### Stated goal
Of all the lines in these entries, how many contain the string "Colour"? Give only that count.

Start Available records

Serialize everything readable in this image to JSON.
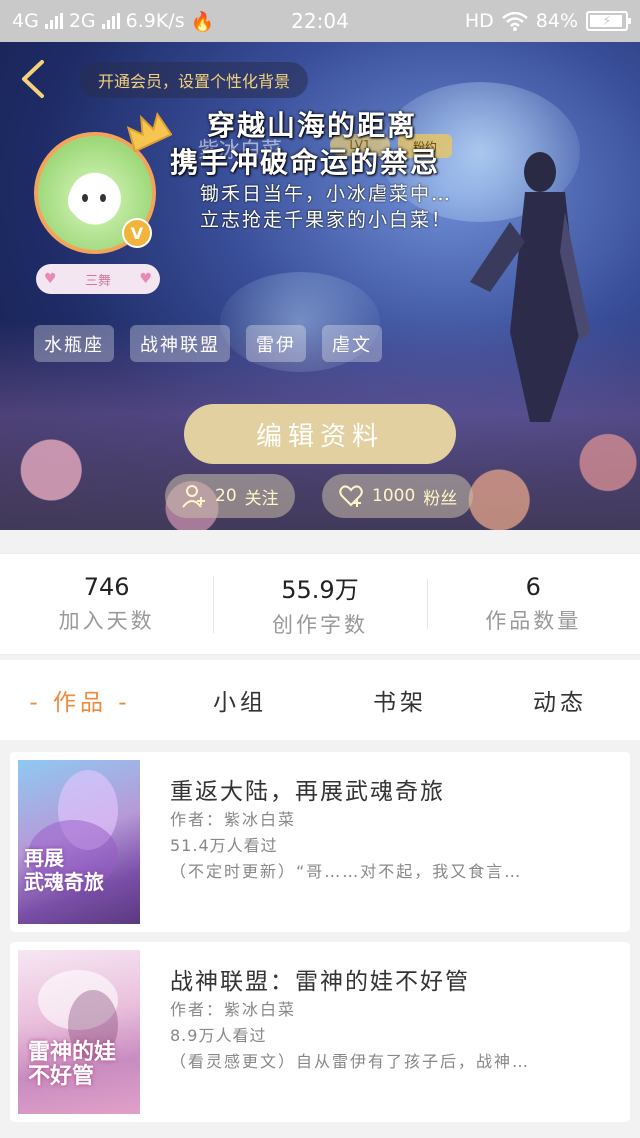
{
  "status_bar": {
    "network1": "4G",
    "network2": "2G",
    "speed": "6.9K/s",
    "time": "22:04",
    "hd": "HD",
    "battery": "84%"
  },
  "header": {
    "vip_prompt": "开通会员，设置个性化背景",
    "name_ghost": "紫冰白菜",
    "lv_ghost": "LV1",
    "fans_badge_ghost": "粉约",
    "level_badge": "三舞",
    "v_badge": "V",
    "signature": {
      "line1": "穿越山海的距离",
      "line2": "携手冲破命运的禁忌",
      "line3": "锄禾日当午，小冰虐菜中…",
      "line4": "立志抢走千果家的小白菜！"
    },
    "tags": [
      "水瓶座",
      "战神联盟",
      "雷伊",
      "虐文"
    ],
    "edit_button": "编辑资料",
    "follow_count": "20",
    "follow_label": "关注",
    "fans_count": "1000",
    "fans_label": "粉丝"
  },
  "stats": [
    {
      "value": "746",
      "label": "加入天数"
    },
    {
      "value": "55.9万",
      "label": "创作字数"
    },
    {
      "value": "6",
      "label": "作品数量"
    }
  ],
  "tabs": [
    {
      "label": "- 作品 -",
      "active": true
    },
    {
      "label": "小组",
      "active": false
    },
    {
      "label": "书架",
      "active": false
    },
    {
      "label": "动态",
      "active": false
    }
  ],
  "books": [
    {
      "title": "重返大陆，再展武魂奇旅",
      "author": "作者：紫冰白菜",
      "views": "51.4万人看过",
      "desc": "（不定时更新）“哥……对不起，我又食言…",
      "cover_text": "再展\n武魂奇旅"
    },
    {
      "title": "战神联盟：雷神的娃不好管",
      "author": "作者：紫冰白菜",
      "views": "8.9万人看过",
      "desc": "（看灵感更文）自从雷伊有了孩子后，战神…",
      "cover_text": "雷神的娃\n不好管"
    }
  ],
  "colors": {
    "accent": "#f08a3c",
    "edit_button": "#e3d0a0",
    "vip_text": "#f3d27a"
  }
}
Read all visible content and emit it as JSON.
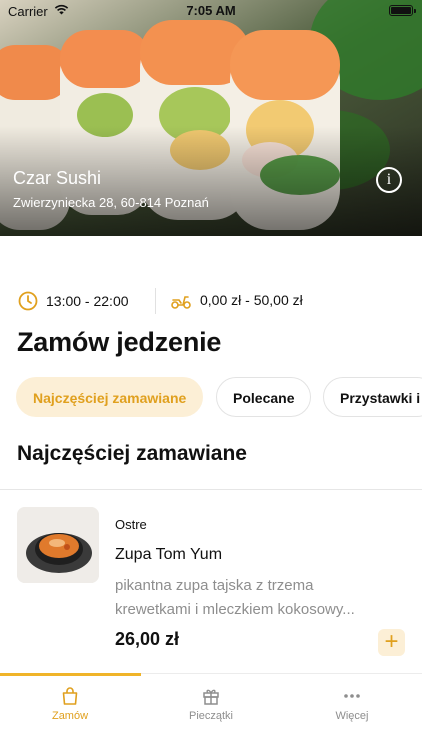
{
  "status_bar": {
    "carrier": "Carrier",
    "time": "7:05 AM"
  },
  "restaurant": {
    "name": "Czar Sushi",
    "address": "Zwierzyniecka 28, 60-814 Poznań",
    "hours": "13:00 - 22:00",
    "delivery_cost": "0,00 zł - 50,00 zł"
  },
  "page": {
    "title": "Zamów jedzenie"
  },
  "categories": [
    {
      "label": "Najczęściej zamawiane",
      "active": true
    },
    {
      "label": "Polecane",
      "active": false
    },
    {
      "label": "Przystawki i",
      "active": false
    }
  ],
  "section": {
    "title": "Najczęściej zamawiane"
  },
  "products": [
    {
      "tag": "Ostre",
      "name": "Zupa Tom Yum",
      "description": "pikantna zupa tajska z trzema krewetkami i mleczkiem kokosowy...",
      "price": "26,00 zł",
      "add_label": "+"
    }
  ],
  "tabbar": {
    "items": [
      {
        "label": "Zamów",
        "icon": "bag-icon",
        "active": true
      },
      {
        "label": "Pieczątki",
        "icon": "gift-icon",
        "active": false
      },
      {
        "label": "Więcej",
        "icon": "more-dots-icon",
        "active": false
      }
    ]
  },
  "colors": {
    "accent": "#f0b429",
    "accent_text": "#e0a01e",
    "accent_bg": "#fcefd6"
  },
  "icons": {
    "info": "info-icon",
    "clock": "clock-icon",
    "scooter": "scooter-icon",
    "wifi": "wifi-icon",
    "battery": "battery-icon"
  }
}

End Available records
Start Available records

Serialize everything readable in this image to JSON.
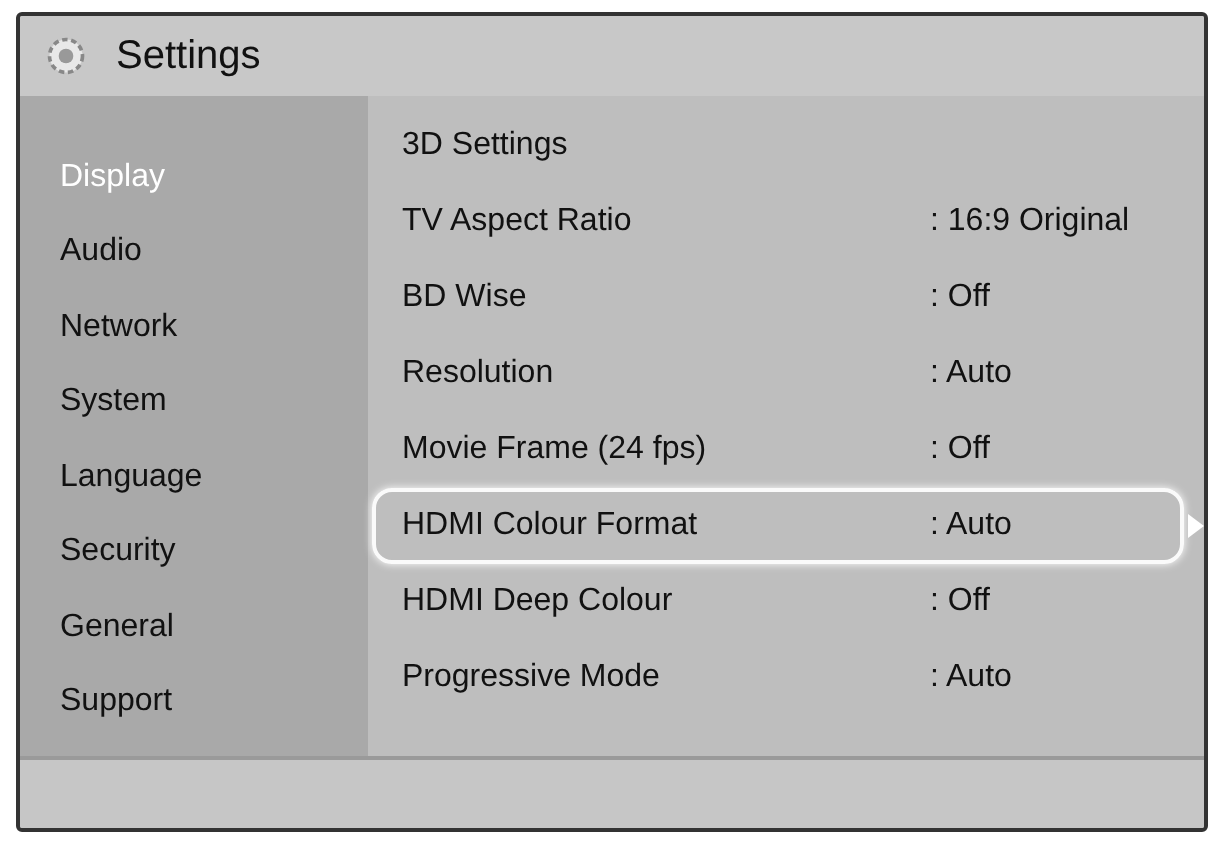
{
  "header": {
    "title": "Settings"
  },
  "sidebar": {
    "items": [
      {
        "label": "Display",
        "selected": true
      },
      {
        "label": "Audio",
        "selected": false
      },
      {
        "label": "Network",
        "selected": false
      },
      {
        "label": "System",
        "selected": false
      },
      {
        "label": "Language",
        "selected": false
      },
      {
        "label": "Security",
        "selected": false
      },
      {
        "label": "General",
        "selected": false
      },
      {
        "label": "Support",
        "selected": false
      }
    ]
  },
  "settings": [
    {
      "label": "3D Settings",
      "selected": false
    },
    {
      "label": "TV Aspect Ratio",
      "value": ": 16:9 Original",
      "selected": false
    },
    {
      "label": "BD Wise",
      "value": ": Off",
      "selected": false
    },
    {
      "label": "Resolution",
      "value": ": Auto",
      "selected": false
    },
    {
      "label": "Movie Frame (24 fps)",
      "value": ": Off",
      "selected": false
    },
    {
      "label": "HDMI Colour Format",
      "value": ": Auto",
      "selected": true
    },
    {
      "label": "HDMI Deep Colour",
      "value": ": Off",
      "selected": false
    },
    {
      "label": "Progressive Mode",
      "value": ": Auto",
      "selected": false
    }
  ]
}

End Available records

### Exercise response
2